[Data items]

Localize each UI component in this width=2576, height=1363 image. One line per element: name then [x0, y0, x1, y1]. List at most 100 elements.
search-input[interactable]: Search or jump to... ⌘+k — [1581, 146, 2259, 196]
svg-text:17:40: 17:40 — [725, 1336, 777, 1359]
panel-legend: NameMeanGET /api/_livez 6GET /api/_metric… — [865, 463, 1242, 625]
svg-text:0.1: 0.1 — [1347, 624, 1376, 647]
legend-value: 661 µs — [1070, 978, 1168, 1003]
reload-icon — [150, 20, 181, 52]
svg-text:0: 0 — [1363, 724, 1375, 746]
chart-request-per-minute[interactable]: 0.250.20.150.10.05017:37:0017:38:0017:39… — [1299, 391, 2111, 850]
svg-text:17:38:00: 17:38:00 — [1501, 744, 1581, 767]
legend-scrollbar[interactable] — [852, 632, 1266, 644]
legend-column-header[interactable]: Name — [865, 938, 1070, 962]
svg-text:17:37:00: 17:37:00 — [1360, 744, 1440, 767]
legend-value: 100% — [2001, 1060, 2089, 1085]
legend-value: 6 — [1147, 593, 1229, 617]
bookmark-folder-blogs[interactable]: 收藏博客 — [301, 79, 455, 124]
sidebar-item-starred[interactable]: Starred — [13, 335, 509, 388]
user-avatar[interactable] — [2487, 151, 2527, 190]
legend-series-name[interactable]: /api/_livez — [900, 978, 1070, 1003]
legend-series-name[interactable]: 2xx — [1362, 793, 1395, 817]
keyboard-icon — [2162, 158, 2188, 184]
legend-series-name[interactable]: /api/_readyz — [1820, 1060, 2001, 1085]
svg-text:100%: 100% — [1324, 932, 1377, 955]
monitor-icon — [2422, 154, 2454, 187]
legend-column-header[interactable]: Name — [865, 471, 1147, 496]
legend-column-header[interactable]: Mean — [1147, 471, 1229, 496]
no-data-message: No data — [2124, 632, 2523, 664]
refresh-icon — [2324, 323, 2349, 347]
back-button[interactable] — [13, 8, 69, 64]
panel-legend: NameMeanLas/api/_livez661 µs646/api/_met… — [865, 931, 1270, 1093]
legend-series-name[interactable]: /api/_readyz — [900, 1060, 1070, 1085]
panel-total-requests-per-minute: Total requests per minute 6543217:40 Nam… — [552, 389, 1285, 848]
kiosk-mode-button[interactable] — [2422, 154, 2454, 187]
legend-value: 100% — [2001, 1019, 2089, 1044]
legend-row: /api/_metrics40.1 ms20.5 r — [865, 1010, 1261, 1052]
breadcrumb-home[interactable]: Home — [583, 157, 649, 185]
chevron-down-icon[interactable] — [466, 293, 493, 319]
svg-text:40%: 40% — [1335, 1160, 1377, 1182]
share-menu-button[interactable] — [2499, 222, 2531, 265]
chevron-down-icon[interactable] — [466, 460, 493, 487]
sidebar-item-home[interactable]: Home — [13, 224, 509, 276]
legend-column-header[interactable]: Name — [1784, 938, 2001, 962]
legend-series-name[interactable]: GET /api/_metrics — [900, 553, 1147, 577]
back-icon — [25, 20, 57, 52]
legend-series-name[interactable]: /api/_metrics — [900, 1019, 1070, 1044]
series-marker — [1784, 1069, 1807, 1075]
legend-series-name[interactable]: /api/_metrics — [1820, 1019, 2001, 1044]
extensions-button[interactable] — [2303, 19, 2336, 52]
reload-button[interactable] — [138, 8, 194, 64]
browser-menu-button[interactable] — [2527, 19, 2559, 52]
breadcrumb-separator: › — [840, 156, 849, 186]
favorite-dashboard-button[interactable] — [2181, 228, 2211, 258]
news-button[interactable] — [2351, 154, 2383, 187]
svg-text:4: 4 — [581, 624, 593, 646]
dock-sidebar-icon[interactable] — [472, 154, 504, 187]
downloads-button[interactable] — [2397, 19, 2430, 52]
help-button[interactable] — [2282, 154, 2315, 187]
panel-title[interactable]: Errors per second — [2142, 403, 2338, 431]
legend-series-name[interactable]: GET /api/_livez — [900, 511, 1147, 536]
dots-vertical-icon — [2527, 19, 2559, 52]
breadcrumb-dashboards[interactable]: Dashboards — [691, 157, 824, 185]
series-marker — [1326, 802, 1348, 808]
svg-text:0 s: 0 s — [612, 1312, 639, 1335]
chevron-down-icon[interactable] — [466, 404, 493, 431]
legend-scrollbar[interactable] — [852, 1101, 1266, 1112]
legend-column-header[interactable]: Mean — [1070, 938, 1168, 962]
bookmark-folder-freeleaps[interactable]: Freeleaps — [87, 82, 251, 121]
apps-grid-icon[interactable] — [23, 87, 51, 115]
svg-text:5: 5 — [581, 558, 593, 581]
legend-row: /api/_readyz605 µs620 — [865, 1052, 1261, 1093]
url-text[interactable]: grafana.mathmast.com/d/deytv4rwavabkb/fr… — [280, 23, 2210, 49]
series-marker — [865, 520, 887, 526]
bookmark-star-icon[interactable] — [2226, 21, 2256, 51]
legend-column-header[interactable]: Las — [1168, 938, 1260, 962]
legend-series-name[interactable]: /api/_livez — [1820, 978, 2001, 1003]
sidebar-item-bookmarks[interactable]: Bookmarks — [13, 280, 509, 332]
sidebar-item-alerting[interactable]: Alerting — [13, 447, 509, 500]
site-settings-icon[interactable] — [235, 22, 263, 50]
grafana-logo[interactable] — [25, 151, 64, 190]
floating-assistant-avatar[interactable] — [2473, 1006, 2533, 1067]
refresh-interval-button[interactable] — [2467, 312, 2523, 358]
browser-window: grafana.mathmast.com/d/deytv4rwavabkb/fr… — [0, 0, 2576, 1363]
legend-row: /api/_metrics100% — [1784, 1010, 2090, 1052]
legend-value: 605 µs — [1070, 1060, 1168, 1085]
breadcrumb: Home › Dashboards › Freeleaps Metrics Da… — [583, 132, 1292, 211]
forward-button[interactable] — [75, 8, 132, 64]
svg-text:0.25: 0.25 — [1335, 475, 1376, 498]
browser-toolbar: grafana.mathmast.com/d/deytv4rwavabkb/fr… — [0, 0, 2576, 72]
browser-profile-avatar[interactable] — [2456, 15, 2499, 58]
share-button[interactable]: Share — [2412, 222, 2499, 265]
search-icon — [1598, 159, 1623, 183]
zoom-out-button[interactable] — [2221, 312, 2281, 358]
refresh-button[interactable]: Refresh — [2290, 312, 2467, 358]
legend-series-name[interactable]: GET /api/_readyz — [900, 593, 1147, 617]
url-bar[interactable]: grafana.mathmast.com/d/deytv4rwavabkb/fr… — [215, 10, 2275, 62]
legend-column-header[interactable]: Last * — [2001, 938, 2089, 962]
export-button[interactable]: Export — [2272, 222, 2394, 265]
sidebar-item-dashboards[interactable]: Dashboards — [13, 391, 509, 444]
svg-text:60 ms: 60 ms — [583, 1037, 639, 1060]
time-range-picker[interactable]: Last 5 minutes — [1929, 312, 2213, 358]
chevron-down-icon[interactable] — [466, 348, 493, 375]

### Work to do
Please rewrite all the items above, substituting "legend-entry" for each occurrence of "legend-value" and leaving everything else unchanged.

### Solution below
Localize each UI component in this width=2576, height=1363 image. One line per element: name then [x0, y0, x1, y1]. List at most 100 elements.
search-input[interactable]: Search or jump to... ⌘+k — [1581, 146, 2259, 196]
svg-text:17:40: 17:40 — [725, 1336, 777, 1359]
panel-legend: NameMeanGET /api/_livez 6GET /api/_metric… — [865, 463, 1242, 625]
svg-text:0.1: 0.1 — [1347, 624, 1376, 647]
legend-entry: 661 µs — [1070, 978, 1168, 1003]
reload-icon — [150, 20, 181, 52]
svg-text:0: 0 — [1363, 724, 1375, 746]
chart-request-per-minute[interactable]: 0.250.20.150.10.05017:37:0017:38:0017:39… — [1299, 391, 2111, 850]
svg-text:17:38:00: 17:38:00 — [1501, 744, 1581, 767]
legend-scrollbar[interactable] — [852, 632, 1266, 644]
legend-column-header[interactable]: Name — [865, 938, 1070, 962]
svg-text:17:37:00: 17:37:00 — [1360, 744, 1440, 767]
legend-entry: 100% — [2001, 1060, 2089, 1085]
legend-entry: 6 — [1147, 593, 1229, 617]
bookmark-folder-blogs[interactable]: 收藏博客 — [301, 79, 455, 124]
sidebar-item-starred[interactable]: Starred — [13, 335, 509, 388]
user-avatar[interactable] — [2487, 151, 2527, 190]
legend-series-name[interactable]: /api/_livez — [900, 978, 1070, 1003]
legend-series-name[interactable]: 2xx — [1362, 793, 1395, 817]
keyboard-icon — [2162, 158, 2188, 184]
legend-series-name[interactable]: /api/_readyz — [1820, 1060, 2001, 1085]
svg-text:100%: 100% — [1324, 932, 1377, 955]
monitor-icon — [2422, 154, 2454, 187]
legend-column-header[interactable]: Name — [865, 471, 1147, 496]
legend-column-header[interactable]: Mean — [1147, 471, 1229, 496]
no-data-message: No data — [2124, 632, 2523, 664]
refresh-icon — [2324, 323, 2349, 347]
back-button[interactable] — [13, 8, 69, 64]
panel-legend: NameMeanLas/api/_livez661 µs646/api/_met… — [865, 931, 1270, 1093]
legend-series-name[interactable]: /api/_readyz — [900, 1060, 1070, 1085]
panel-total-requests-per-minute: Total requests per minute 6543217:40 Nam… — [552, 389, 1285, 848]
kiosk-mode-button[interactable] — [2422, 154, 2454, 187]
legend-entry: 100% — [2001, 1019, 2089, 1044]
legend-row: /api/_metrics40.1 ms20.5 r — [865, 1010, 1261, 1052]
breadcrumb-home[interactable]: Home — [583, 157, 649, 185]
chevron-down-icon[interactable] — [466, 293, 493, 319]
svg-text:40%: 40% — [1335, 1160, 1377, 1182]
share-menu-button[interactable] — [2499, 222, 2531, 265]
chevron-down-icon[interactable] — [466, 460, 493, 487]
sidebar-item-home[interactable]: Home — [13, 224, 509, 276]
legend-column-header[interactable]: Name — [1784, 938, 2001, 962]
legend-series-name[interactable]: GET /api/_metrics — [900, 553, 1147, 577]
back-icon — [25, 20, 57, 52]
legend-series-name[interactable]: /api/_metrics — [900, 1019, 1070, 1044]
series-marker — [1784, 1069, 1807, 1075]
legend-series-name[interactable]: /api/_metrics — [1820, 1019, 2001, 1044]
extensions-button[interactable] — [2303, 19, 2336, 52]
reload-button[interactable] — [138, 8, 194, 64]
browser-menu-button[interactable] — [2527, 19, 2559, 52]
breadcrumb-separator: › — [840, 156, 849, 186]
favorite-dashboard-button[interactable] — [2181, 228, 2211, 258]
news-button[interactable] — [2351, 154, 2383, 187]
svg-text:4: 4 — [581, 624, 593, 646]
dock-sidebar-icon[interactable] — [472, 154, 504, 187]
downloads-button[interactable] — [2397, 19, 2430, 52]
help-button[interactable] — [2282, 154, 2315, 187]
panel-title[interactable]: Errors per second — [2142, 403, 2338, 431]
legend-series-name[interactable]: GET /api/_livez — [900, 511, 1147, 536]
dots-vertical-icon — [2527, 19, 2559, 52]
breadcrumb-dashboards[interactable]: Dashboards — [691, 157, 824, 185]
series-marker — [1326, 802, 1348, 808]
svg-text:0 s: 0 s — [612, 1312, 639, 1335]
chevron-down-icon[interactable] — [466, 404, 493, 431]
legend-scrollbar[interactable] — [852, 1101, 1266, 1112]
legend-column-header[interactable]: Mean — [1070, 938, 1168, 962]
bookmark-folder-freeleaps[interactable]: Freeleaps — [87, 82, 251, 121]
apps-grid-icon[interactable] — [23, 87, 51, 115]
svg-text:5: 5 — [581, 558, 593, 581]
legend-row: /api/_readyz605 µs620 — [865, 1052, 1261, 1093]
url-text[interactable]: grafana.mathmast.com/d/deytv4rwavabkb/fr… — [280, 23, 2210, 49]
series-marker — [865, 520, 887, 526]
bookmark-star-icon[interactable] — [2226, 21, 2256, 51]
legend-column-header[interactable]: Las — [1168, 938, 1260, 962]
legend-series-name[interactable]: /api/_livez — [1820, 978, 2001, 1003]
sidebar-item-bookmarks[interactable]: Bookmarks — [13, 280, 509, 332]
sidebar-item-alerting[interactable]: Alerting — [13, 447, 509, 500]
site-settings-icon[interactable] — [235, 22, 263, 50]
grafana-logo[interactable] — [25, 151, 64, 190]
floating-assistant-avatar[interactable] — [2473, 1006, 2533, 1067]
refresh-interval-button[interactable] — [2467, 312, 2523, 358]
browser-window: grafana.mathmast.com/d/deytv4rwavabkb/fr… — [0, 0, 2576, 1363]
legend-row: /api/_metrics100% — [1784, 1010, 2090, 1052]
legend-entry: 605 µs — [1070, 1060, 1168, 1085]
breadcrumb: Home › Dashboards › Freeleaps Metrics Da… — [583, 132, 1292, 211]
forward-button[interactable] — [75, 8, 132, 64]
svg-text:0.25: 0.25 — [1335, 475, 1376, 498]
browser-toolbar: grafana.mathmast.com/d/deytv4rwavabkb/fr… — [0, 0, 2576, 72]
browser-profile-avatar[interactable] — [2456, 15, 2499, 58]
share-button[interactable]: Share — [2412, 222, 2499, 265]
search-icon — [1598, 159, 1623, 183]
zoom-out-button[interactable] — [2221, 312, 2281, 358]
refresh-button[interactable]: Refresh — [2290, 312, 2467, 358]
legend-series-name[interactable]: GET /api/_readyz — [900, 593, 1147, 617]
url-bar[interactable]: grafana.mathmast.com/d/deytv4rwavabkb/fr… — [215, 10, 2275, 62]
legend-column-header[interactable]: Last * — [2001, 938, 2089, 962]
export-button[interactable]: Export — [2272, 222, 2394, 265]
sidebar-item-dashboards[interactable]: Dashboards — [13, 391, 509, 444]
svg-text:60 ms: 60 ms — [583, 1037, 639, 1060]
time-range-picker[interactable]: Last 5 minutes — [1929, 312, 2213, 358]
chevron-down-icon[interactable] — [466, 348, 493, 375]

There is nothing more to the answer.